Entries from a dataset:
[start]

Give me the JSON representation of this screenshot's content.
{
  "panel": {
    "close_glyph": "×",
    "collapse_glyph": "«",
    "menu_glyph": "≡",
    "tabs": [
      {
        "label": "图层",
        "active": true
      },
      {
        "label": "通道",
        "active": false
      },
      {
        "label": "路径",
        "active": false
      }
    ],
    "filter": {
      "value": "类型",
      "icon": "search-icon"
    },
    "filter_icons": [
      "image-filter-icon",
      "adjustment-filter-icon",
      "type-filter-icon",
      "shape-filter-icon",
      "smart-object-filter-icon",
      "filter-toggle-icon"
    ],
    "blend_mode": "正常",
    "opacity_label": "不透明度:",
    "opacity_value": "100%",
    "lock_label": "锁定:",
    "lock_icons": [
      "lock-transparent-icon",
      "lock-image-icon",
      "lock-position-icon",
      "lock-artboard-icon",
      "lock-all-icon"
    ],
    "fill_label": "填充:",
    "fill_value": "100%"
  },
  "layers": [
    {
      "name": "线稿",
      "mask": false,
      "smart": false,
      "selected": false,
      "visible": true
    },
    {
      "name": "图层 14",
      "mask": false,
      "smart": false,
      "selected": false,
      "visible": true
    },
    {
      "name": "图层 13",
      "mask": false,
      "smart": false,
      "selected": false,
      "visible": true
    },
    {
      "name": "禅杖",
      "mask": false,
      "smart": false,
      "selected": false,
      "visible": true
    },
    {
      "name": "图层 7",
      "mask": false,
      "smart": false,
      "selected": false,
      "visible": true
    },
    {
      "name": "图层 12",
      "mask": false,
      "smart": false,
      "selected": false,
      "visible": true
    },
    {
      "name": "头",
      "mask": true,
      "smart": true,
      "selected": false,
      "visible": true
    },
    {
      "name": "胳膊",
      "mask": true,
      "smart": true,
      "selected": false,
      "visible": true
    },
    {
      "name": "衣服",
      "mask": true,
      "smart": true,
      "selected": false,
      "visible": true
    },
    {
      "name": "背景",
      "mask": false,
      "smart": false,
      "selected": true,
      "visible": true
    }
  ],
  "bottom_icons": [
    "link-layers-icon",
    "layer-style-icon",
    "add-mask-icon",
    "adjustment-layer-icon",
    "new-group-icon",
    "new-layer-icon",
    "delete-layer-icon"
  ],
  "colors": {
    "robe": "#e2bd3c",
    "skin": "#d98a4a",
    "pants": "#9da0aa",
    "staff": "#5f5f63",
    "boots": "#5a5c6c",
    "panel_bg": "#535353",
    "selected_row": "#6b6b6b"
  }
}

[end]

◆ Written problem ◆
Your task is to repeat every entry exactly.

◆ Output for this task ◆
Give me the JSON representation of this screenshot's content.
{
  "panel": {
    "close_glyph": "×",
    "collapse_glyph": "«",
    "menu_glyph": "≡",
    "tabs": [
      {
        "label": "图层",
        "active": true
      },
      {
        "label": "通道",
        "active": false
      },
      {
        "label": "路径",
        "active": false
      }
    ],
    "filter": {
      "value": "类型",
      "icon": "search-icon"
    },
    "filter_icons": [
      "image-filter-icon",
      "adjustment-filter-icon",
      "type-filter-icon",
      "shape-filter-icon",
      "smart-object-filter-icon",
      "filter-toggle-icon"
    ],
    "blend_mode": "正常",
    "opacity_label": "不透明度:",
    "opacity_value": "100%",
    "lock_label": "锁定:",
    "lock_icons": [
      "lock-transparent-icon",
      "lock-image-icon",
      "lock-position-icon",
      "lock-artboard-icon",
      "lock-all-icon"
    ],
    "fill_label": "填充:",
    "fill_value": "100%"
  },
  "layers": [
    {
      "name": "线稿",
      "mask": false,
      "smart": false,
      "selected": false,
      "visible": true
    },
    {
      "name": "图层 14",
      "mask": false,
      "smart": false,
      "selected": false,
      "visible": true
    },
    {
      "name": "图层 13",
      "mask": false,
      "smart": false,
      "selected": false,
      "visible": true
    },
    {
      "name": "禅杖",
      "mask": false,
      "smart": false,
      "selected": false,
      "visible": true
    },
    {
      "name": "图层 7",
      "mask": false,
      "smart": false,
      "selected": false,
      "visible": true
    },
    {
      "name": "图层 12",
      "mask": false,
      "smart": false,
      "selected": false,
      "visible": true
    },
    {
      "name": "头",
      "mask": true,
      "smart": true,
      "selected": false,
      "visible": true
    },
    {
      "name": "胳膊",
      "mask": true,
      "smart": true,
      "selected": false,
      "visible": true
    },
    {
      "name": "衣服",
      "mask": true,
      "smart": true,
      "selected": false,
      "visible": true
    },
    {
      "name": "背景",
      "mask": false,
      "smart": false,
      "selected": true,
      "visible": true
    }
  ],
  "bottom_icons": [
    "link-layers-icon",
    "layer-style-icon",
    "add-mask-icon",
    "adjustment-layer-icon",
    "new-group-icon",
    "new-layer-icon",
    "delete-layer-icon"
  ],
  "colors": {
    "robe": "#e2bd3c",
    "skin": "#d98a4a",
    "pants": "#9da0aa",
    "staff": "#5f5f63",
    "boots": "#5a5c6c",
    "panel_bg": "#535353",
    "selected_row": "#6b6b6b"
  }
}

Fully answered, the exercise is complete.